> Instructions to follow:
Would you please write out the records below exactly as they appear?
=== Section Start ===
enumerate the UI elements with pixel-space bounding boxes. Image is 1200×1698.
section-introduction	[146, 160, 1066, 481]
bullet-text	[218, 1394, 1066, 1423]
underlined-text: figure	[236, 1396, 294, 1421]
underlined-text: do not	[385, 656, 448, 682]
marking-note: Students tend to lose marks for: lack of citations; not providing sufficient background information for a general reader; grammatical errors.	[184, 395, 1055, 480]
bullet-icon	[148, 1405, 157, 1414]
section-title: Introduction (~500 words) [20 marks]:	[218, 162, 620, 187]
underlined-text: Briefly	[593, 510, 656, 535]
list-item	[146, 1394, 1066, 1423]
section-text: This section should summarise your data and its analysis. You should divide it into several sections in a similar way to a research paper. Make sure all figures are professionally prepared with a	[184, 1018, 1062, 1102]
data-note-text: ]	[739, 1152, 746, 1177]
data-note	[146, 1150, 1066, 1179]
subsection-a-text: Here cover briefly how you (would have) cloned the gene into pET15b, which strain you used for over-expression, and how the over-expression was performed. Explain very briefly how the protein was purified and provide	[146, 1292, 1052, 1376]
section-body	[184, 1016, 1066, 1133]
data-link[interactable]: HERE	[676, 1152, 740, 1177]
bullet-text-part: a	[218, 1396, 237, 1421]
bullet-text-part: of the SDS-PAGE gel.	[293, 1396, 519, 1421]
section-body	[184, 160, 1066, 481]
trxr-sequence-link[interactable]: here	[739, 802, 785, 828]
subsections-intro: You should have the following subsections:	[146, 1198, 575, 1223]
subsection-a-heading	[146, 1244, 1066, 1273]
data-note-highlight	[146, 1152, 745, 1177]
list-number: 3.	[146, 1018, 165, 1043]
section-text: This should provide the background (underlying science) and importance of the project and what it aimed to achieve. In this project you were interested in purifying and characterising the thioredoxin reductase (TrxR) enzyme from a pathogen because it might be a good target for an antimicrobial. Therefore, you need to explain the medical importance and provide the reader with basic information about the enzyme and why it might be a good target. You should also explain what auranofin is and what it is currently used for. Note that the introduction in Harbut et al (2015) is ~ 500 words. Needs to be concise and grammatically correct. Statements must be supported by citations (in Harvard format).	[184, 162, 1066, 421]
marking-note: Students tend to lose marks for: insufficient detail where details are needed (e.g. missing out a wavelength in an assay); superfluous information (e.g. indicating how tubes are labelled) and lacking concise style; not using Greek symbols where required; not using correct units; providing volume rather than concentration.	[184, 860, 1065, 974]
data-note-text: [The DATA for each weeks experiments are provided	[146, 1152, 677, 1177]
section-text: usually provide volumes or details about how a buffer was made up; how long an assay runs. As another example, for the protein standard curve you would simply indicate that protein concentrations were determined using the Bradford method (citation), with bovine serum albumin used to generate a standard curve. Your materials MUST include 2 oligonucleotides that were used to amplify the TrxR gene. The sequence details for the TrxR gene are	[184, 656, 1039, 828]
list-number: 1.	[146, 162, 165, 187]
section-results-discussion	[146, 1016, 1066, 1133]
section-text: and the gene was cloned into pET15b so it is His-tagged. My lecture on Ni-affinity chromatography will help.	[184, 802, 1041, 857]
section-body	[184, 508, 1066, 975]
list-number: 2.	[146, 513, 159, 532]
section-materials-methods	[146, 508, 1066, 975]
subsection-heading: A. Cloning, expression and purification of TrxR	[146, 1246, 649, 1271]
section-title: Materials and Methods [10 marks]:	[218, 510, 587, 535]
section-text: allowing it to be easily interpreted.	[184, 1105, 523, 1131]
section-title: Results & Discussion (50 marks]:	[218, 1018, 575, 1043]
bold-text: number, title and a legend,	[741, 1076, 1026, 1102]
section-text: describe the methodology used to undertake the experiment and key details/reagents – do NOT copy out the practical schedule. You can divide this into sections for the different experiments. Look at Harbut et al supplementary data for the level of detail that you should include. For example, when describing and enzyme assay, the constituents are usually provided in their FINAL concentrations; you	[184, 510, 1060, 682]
=== Section End ===
> Reply to the exercise:
enumerate the UI elements with pixel-space bounding boxes. Image is 1200×1698.
section-introduction	[146, 160, 1066, 481]
bullet-text	[218, 1394, 1066, 1423]
underlined-text: figure	[236, 1396, 294, 1421]
underlined-text: do not	[385, 656, 448, 682]
marking-note: Students tend to lose marks for: lack of citations; not providing sufficient background information for a general reader; grammatical errors.	[184, 395, 1055, 480]
bullet-icon	[148, 1405, 157, 1414]
section-title: Introduction (~500 words) [20 marks]:	[218, 162, 620, 187]
underlined-text: Briefly	[593, 510, 656, 535]
list-item	[146, 1394, 1066, 1423]
section-text: This section should summarise your data and its analysis. You should divide it into several sections in a similar way to a research paper. Make sure all figures are professionally prepared with a	[184, 1018, 1062, 1102]
data-note-text: ]	[739, 1152, 746, 1177]
data-note	[146, 1150, 1066, 1179]
subsection-a-text: Here cover briefly how you (would have) cloned the gene into pET15b, which strain you used for over-expression, and how the over-expression was performed. Explain very briefly how the protein was purified and provide	[146, 1292, 1052, 1376]
section-body	[184, 1016, 1066, 1133]
data-link[interactable]: HERE	[676, 1152, 740, 1177]
bullet-text-part: a	[218, 1396, 237, 1421]
bullet-text-part: of the SDS-PAGE gel.	[293, 1396, 519, 1421]
section-body	[184, 160, 1066, 481]
trxr-sequence-link[interactable]: here	[739, 802, 785, 828]
subsections-intro: You should have the following subsections:	[146, 1198, 575, 1223]
subsection-a-heading	[146, 1244, 1066, 1273]
data-note-highlight	[146, 1152, 745, 1177]
list-number: 3.	[146, 1018, 165, 1043]
section-text: This should provide the background (underlying science) and importance of the project and what it aimed to achieve. In this project you were interested in purifying and characterising the thioredoxin reductase (TrxR) enzyme from a pathogen because it might be a good target for an antimicrobial. Therefore, you need to explain the medical importance and provide the reader with basic information about the enzyme and why it might be a good target. You should also explain what auranofin is and what it is currently used for. Note that the introduction in Harbut et al (2015) is ~ 500 words. Needs to be concise and grammatically correct. Statements must be supported by citations (in Harvard format).	[184, 162, 1066, 421]
marking-note: Students tend to lose marks for: insufficient detail where details are needed (e.g. missing out a wavelength in an assay); superfluous information (e.g. indicating how tubes are labelled) and lacking concise style; not using Greek symbols where required; not using correct units; providing volume rather than concentration.	[184, 860, 1065, 974]
data-note-text: [The DATA for each weeks experiments are provided	[146, 1152, 677, 1177]
section-text: usually provide volumes or details about how a buffer was made up; how long an assay runs. As another example, for the protein standard curve you would simply indicate that protein concentrations were determined using the Bradford method (citation), with bovine serum albumin used to generate a standard curve. Your materials MUST include 2 oligonucleotides that were used to amplify the TrxR gene. The sequence details for the TrxR gene are	[184, 656, 1039, 828]
list-number: 1.	[146, 162, 165, 187]
section-results-discussion	[146, 1016, 1066, 1133]
section-text: and the gene was cloned into pET15b so it is His-tagged. My lecture on Ni-affinity chromatography will help.	[184, 802, 1041, 857]
section-body	[184, 508, 1066, 975]
list-number: 2.	[146, 513, 159, 532]
section-materials-methods	[146, 508, 1066, 975]
subsection-heading: A. Cloning, expression and purification of TrxR	[146, 1246, 649, 1271]
section-title: Materials and Methods [10 marks]:	[218, 510, 587, 535]
section-text: allowing it to be easily interpreted.	[184, 1105, 523, 1131]
section-title: Results & Discussion (50 marks]:	[218, 1018, 575, 1043]
bold-text: number, title and a legend,	[741, 1076, 1026, 1102]
section-text: describe the methodology used to undertake the experiment and key details/reagents – do NOT copy out the practical schedule. You can divide this into sections for the different experiments. Look at Harbut et al supplementary data for the level of detail that you should include. For example, when describing and enzyme assay, the constituents are usually provided in their FINAL concentrations; you	[184, 510, 1060, 682]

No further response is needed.